● **EXERCISE REQUIREMENTS**
Copy every line from the records below that holds the word "annotations".

● **INFORMATION GIVEN**
☆ ☆ ☆ ☆ ☆

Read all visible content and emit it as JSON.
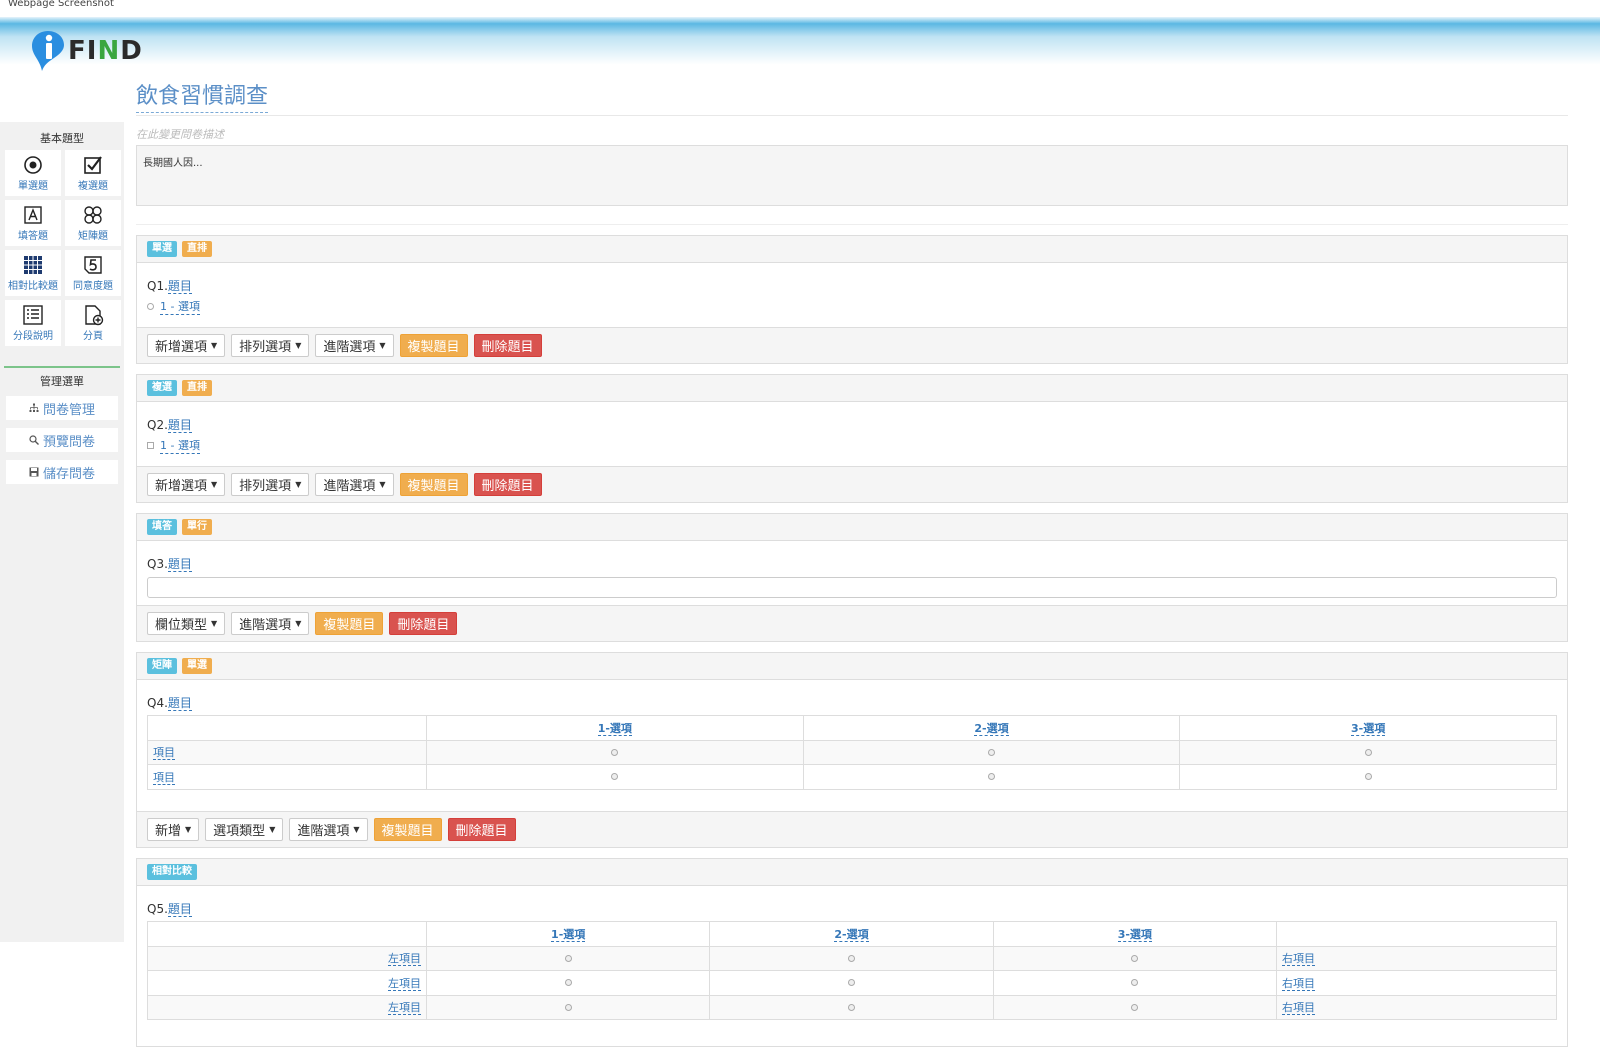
{
  "caption": "Webpage Screenshot",
  "brand": {
    "logo_letter": "i",
    "logo_text_1": "FI",
    "logo_text_2": "N",
    "logo_text_3": "D"
  },
  "sidebar": {
    "basic_title": "基本題型",
    "tools": [
      {
        "label": "單選題",
        "icon": "radio-icon"
      },
      {
        "label": "複選題",
        "icon": "checkbox-icon"
      },
      {
        "label": "填答題",
        "icon": "text-answer-icon"
      },
      {
        "label": "矩陣題",
        "icon": "matrix-icon"
      },
      {
        "label": "相對比較題",
        "icon": "grid-icon"
      },
      {
        "label": "同意度題",
        "icon": "scale-five-icon"
      },
      {
        "label": "分段說明",
        "icon": "list-icon"
      },
      {
        "label": "分頁",
        "icon": "add-page-icon"
      }
    ],
    "mgmt_title": "管理選單",
    "mgmt": [
      {
        "label": "問卷管理",
        "icon": "sitemap-icon"
      },
      {
        "label": "預覽問卷",
        "icon": "search-icon"
      },
      {
        "label": "儲存問卷",
        "icon": "floppy-icon"
      }
    ]
  },
  "survey": {
    "title": "飲食習慣調查",
    "desc_placeholder": "在此變更問卷描述",
    "desc_value": "長期國人因..."
  },
  "common": {
    "add_option": "新增選項",
    "sort_option": "排列選項",
    "adv_option": "進階選項",
    "copy": "複製題目",
    "delete": "刪除題目",
    "field_type": "欄位類型",
    "add": "新增",
    "option_type": "選項類型",
    "item": "項目",
    "left_item": "左項目",
    "right_item": "右項目"
  },
  "questions": [
    {
      "num": "Q1.",
      "title": "題目",
      "tag1": "單選",
      "tag2": "直排",
      "option": "1 - 選項"
    },
    {
      "num": "Q2.",
      "title": "題目",
      "tag1": "複選",
      "tag2": "直排",
      "option": "1 - 選項"
    },
    {
      "num": "Q3.",
      "title": "題目",
      "tag1": "填答",
      "tag2": "單行"
    },
    {
      "num": "Q4.",
      "title": "題目",
      "tag1": "矩陣",
      "tag2": "單選",
      "cols": [
        "1-選項",
        "2-選項",
        "3-選項"
      ]
    },
    {
      "num": "Q5.",
      "title": "題目",
      "tag1": "相對比較",
      "cols": [
        "1-選項",
        "2-選項",
        "3-選項"
      ]
    }
  ]
}
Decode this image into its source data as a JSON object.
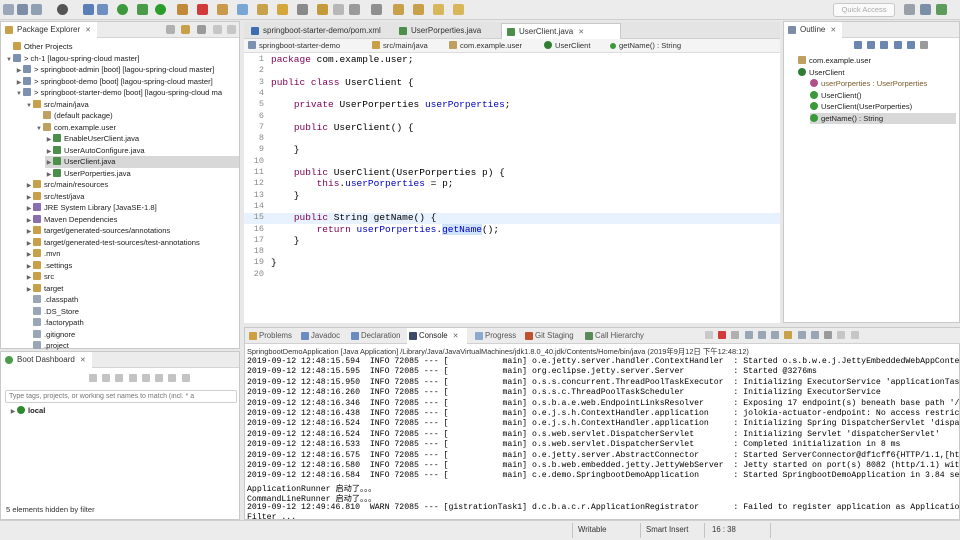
{
  "quick_access": "Quick Access",
  "package_explorer": {
    "tab": "Package Explorer",
    "rows": [
      {
        "text": "Other Projects",
        "indent": 0,
        "twisty": "",
        "icon": "folder",
        "sel": false
      },
      {
        "text": "> ch-1 [lagou-spring-cloud master]",
        "indent": 0,
        "twisty": "▼",
        "icon": "project",
        "sel": false
      },
      {
        "text": "> springboot-admin [boot] [lagou-spring-cloud master]",
        "indent": 1,
        "twisty": "▶",
        "icon": "project",
        "sel": false
      },
      {
        "text": "> springboot-demo [boot] [lagou-spring-cloud master]",
        "indent": 1,
        "twisty": "▶",
        "icon": "project",
        "sel": false
      },
      {
        "text": "> springboot-starter-demo [boot] [lagou-spring-cloud ma",
        "indent": 1,
        "twisty": "▼",
        "icon": "project",
        "sel": false
      },
      {
        "text": "src/main/java",
        "indent": 2,
        "twisty": "▼",
        "icon": "srcfolder",
        "sel": false
      },
      {
        "text": "(default package)",
        "indent": 3,
        "twisty": "",
        "icon": "package",
        "sel": false
      },
      {
        "text": "com.example.user",
        "indent": 3,
        "twisty": "▼",
        "icon": "package",
        "sel": false
      },
      {
        "text": "EnableUserClient.java",
        "indent": 4,
        "twisty": "▶",
        "icon": "java",
        "sel": false
      },
      {
        "text": "UserAutoConfigure.java",
        "indent": 4,
        "twisty": "▶",
        "icon": "java",
        "sel": false
      },
      {
        "text": "UserClient.java",
        "indent": 4,
        "twisty": "▶",
        "icon": "java",
        "sel": true
      },
      {
        "text": "UserPorperties.java",
        "indent": 4,
        "twisty": "▶",
        "icon": "java",
        "sel": false
      },
      {
        "text": "src/main/resources",
        "indent": 2,
        "twisty": "▶",
        "icon": "srcfolder",
        "sel": false
      },
      {
        "text": "src/test/java",
        "indent": 2,
        "twisty": "▶",
        "icon": "srcfolder",
        "sel": false
      },
      {
        "text": "JRE System Library [JavaSE-1.8]",
        "indent": 2,
        "twisty": "▶",
        "icon": "library",
        "sel": false
      },
      {
        "text": "Maven Dependencies",
        "indent": 2,
        "twisty": "▶",
        "icon": "library",
        "sel": false
      },
      {
        "text": "target/generated-sources/annotations",
        "indent": 2,
        "twisty": "▶",
        "icon": "srcfolder",
        "sel": false
      },
      {
        "text": "target/generated-test-sources/test-annotations",
        "indent": 2,
        "twisty": "▶",
        "icon": "srcfolder",
        "sel": false
      },
      {
        "text": ".mvn",
        "indent": 2,
        "twisty": "▶",
        "icon": "folder",
        "sel": false
      },
      {
        "text": ".settings",
        "indent": 2,
        "twisty": "▶",
        "icon": "folder",
        "sel": false
      },
      {
        "text": "src",
        "indent": 2,
        "twisty": "▶",
        "icon": "folder",
        "sel": false
      },
      {
        "text": "target",
        "indent": 2,
        "twisty": "▶",
        "icon": "folder",
        "sel": false
      },
      {
        "text": ".classpath",
        "indent": 2,
        "twisty": "",
        "icon": "file",
        "sel": false
      },
      {
        "text": ".DS_Store",
        "indent": 2,
        "twisty": "",
        "icon": "file",
        "sel": false
      },
      {
        "text": ".factorypath",
        "indent": 2,
        "twisty": "",
        "icon": "file",
        "sel": false
      },
      {
        "text": ".gitignore",
        "indent": 2,
        "twisty": "",
        "icon": "file",
        "sel": false
      },
      {
        "text": ".project",
        "indent": 2,
        "twisty": "",
        "icon": "file",
        "sel": false
      }
    ]
  },
  "boot_dashboard": {
    "tab": "Boot Dashboard",
    "filter_placeholder": "Type tags, projects, or working set names to match (incl. * a",
    "item": "local",
    "footer": "5 elements hidden by filter"
  },
  "editor": {
    "tabs": [
      "springboot-starter-demo/pom.xml",
      "UserPorperties.java",
      "UserClient.java"
    ],
    "breadcrumb": [
      "springboot-starter-demo",
      "src/main/java",
      "com.example.user",
      "UserClient",
      "getName() : String"
    ],
    "lines": [
      "package com.example.user;",
      "",
      "public class UserClient {",
      "",
      "    private UserPorperties userPorperties;",
      "",
      "    public UserClient() {",
      "",
      "    }",
      "",
      "    public UserClient(UserPorperties p) {",
      "        this.userPorperties = p;",
      "    }",
      "",
      "    public String getName() {",
      "        return userPorperties.getName();",
      "    }",
      "",
      "}",
      ""
    ]
  },
  "outline": {
    "tab": "Outline",
    "items": [
      {
        "text": "com.example.user",
        "indent": 0,
        "icon": "package"
      },
      {
        "text": "UserClient",
        "indent": 0,
        "icon": "class"
      },
      {
        "text": "userPorperties : UserPorperties",
        "indent": 1,
        "icon": "field"
      },
      {
        "text": "UserClient()",
        "indent": 1,
        "icon": "method"
      },
      {
        "text": "UserClient(UserPorperties)",
        "indent": 1,
        "icon": "method"
      },
      {
        "text": "getName() : String",
        "indent": 1,
        "icon": "method"
      }
    ]
  },
  "console": {
    "tabs": [
      "Problems",
      "Javadoc",
      "Declaration",
      "Console",
      "Progress",
      "Git Staging",
      "Call Hierarchy"
    ],
    "header": "SpringbootDemoApplication [Java Application] /Library/Java/JavaVirtualMachines/jdk1.8.0_40.jdk/Contents/Home/bin/java (2019年9月12日 下午12:48:12)",
    "lines": [
      "2019-09-12 12:48:15.594  INFO 72085 --- [           main] o.e.jetty.server.handler.ContextHandler  : Started o.s.b.w.e.j.JettyEmbeddedWebAppContext@",
      "2019-09-12 12:48:15.595  INFO 72085 --- [           main] org.eclipse.jetty.server.Server          : Started @3276ms",
      "2019-09-12 12:48:15.950  INFO 72085 --- [           main] o.s.s.concurrent.ThreadPoolTaskExecutor  : Initializing ExecutorService 'applicationTaskEx",
      "2019-09-12 12:48:16.260  INFO 72085 --- [           main] o.s.s.c.ThreadPoolTaskScheduler          : Initializing ExecutorService",
      "2019-09-12 12:48:16.346  INFO 72085 --- [           main] o.s.b.a.e.web.EndpointLinksResolver      : Exposing 17 endpoint(s) beneath base path '/act",
      "2019-09-12 12:48:16.438  INFO 72085 --- [           main] o.e.j.s.h.ContextHandler.application     : jolokia-actuator-endpoint: No access restrictor",
      "2019-09-12 12:48:16.524  INFO 72085 --- [           main] o.e.j.s.h.ContextHandler.application     : Initializing Spring DispatcherServlet 'dispatch",
      "2019-09-12 12:48:16.524  INFO 72085 --- [           main] o.s.web.servlet.DispatcherServlet        : Initializing Servlet 'dispatcherServlet'",
      "2019-09-12 12:48:16.533  INFO 72085 --- [           main] o.s.web.servlet.DispatcherServlet        : Completed initialization in 8 ms",
      "2019-09-12 12:48:16.575  INFO 72085 --- [           main] o.e.jetty.server.AbstractConnector       : Started ServerConnector@df1cff6{HTTP/1.1,[http/",
      "2019-09-12 12:48:16.580  INFO 72085 --- [           main] o.s.b.web.embedded.jetty.JettyWebServer  : Jetty started on port(s) 8082 (http/1.1) with c",
      "2019-09-12 12:48:16.584  INFO 72085 --- [           main] c.e.demo.SpringbootDemoApplication       : Started SpringbootDemoApplication in 3.84 secon",
      "ApplicationRunner 启动了。。。",
      "CommandLineRunner 启动了。。。",
      "2019-09-12 12:49:46.810  WARN 72085 --- [gistrationTask1] d.c.b.a.c.r.ApplicationRegistrator       : Failed to register application as Application(n",
      "Filter ..."
    ]
  },
  "status": {
    "writable": "Writable",
    "insert": "Smart Insert",
    "position": "16 : 38"
  },
  "colors": {
    "keyword": "#7f0055",
    "field": "#0000c0",
    "selection": "#cfe3fb",
    "current_line": "#e8f2fe"
  }
}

☆ ☆ ☆ ☆ ☆

● **EXERCISE OUTPUT**
        "text": "target/generated-sources/annotations",
        "text": "target/generated-test-sources/test-annotations",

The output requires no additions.